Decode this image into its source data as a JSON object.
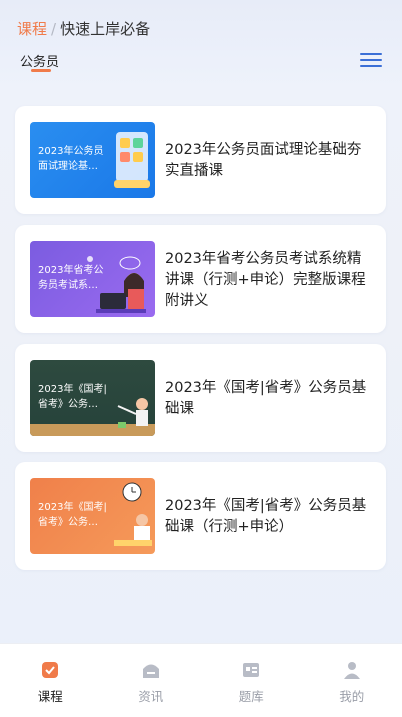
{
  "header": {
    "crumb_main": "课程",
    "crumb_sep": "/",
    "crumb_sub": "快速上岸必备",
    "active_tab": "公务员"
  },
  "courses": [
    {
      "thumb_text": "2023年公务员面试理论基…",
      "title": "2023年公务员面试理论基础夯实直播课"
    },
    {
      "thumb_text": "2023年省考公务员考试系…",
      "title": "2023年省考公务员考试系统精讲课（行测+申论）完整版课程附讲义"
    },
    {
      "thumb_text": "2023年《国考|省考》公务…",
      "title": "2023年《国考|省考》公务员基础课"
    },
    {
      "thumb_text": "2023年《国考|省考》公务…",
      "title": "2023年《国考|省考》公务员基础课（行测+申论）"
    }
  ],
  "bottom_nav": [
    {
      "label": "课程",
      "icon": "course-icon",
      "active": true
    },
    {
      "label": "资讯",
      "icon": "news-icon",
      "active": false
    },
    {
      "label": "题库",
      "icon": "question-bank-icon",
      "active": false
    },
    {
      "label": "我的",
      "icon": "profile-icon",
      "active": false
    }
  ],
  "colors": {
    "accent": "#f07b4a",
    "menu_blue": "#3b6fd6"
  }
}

----------------

Output the entries above exactly. Drop the pictures.

Decode this image into its source data as a JSON object.
{
  "header": {
    "crumb_main": "课程",
    "crumb_sep": "/",
    "crumb_sub": "快速上岸必备",
    "active_tab": "公务员"
  },
  "courses": [
    {
      "thumb_text": "2023年公务员面试理论基…",
      "title": "2023年公务员面试理论基础夯实直播课"
    },
    {
      "thumb_text": "2023年省考公务员考试系…",
      "title": "2023年省考公务员考试系统精讲课（行测+申论）完整版课程附讲义"
    },
    {
      "thumb_text": "2023年《国考|省考》公务…",
      "title": "2023年《国考|省考》公务员基础课"
    },
    {
      "thumb_text": "2023年《国考|省考》公务…",
      "title": "2023年《国考|省考》公务员基础课（行测+申论）"
    }
  ],
  "bottom_nav": [
    {
      "label": "课程",
      "icon": "course-icon",
      "active": true
    },
    {
      "label": "资讯",
      "icon": "news-icon",
      "active": false
    },
    {
      "label": "题库",
      "icon": "question-bank-icon",
      "active": false
    },
    {
      "label": "我的",
      "icon": "profile-icon",
      "active": false
    }
  ],
  "colors": {
    "accent": "#f07b4a",
    "menu_blue": "#3b6fd6"
  }
}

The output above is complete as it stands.